Write out each line in which the string "方向向上" is present.

═══ Exercise input

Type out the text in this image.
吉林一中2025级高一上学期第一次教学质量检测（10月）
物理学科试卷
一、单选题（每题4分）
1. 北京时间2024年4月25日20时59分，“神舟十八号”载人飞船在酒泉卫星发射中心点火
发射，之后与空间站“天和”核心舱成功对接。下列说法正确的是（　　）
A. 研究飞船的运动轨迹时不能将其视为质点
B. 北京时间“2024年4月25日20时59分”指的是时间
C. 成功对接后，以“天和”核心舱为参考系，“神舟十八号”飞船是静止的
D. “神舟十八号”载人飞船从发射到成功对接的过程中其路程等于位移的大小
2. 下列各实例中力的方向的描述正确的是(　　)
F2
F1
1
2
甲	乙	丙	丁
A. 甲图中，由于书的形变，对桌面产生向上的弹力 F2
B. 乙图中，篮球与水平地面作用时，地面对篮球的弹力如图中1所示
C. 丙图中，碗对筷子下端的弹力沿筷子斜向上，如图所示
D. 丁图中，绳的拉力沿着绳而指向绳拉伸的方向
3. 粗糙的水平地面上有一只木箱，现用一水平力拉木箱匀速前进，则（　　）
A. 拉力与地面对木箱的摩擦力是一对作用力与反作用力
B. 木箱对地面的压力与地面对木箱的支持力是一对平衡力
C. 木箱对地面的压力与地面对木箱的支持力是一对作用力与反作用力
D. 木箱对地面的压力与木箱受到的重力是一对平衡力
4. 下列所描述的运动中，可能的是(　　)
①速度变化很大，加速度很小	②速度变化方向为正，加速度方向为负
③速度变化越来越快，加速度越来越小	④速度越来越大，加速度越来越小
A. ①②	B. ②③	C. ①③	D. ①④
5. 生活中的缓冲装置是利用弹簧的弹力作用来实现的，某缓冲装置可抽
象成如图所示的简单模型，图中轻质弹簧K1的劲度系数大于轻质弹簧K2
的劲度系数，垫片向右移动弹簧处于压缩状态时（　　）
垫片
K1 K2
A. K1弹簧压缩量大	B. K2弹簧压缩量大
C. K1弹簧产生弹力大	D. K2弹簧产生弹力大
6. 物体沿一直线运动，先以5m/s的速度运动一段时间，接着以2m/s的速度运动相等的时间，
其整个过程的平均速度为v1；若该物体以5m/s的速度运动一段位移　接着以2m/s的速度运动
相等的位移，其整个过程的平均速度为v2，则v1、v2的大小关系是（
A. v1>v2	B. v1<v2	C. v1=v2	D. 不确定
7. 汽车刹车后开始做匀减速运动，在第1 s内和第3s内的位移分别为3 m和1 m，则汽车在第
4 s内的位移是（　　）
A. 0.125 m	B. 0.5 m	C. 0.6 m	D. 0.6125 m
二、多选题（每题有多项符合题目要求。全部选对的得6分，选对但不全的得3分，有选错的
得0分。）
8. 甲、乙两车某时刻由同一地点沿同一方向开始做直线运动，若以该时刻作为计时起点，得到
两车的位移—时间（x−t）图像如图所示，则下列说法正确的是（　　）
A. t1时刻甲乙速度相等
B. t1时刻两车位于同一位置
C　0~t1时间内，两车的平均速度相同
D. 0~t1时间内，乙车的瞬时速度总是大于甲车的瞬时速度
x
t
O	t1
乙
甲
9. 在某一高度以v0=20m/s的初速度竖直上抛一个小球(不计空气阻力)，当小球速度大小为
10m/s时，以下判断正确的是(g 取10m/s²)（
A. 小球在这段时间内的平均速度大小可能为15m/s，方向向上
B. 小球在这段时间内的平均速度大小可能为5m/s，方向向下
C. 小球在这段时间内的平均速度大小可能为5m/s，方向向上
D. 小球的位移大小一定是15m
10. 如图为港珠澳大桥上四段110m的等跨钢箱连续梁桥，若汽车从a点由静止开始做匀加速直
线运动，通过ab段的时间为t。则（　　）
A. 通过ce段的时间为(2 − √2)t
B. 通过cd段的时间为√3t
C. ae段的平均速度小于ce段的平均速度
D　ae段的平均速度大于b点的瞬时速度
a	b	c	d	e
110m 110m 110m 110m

══════

* [Response]:
A. 小球在这段时间内的平均速度大小可能为15m/s，方向向上
C. 小球在这段时间内的平均速度大小可能为5m/s，方向向上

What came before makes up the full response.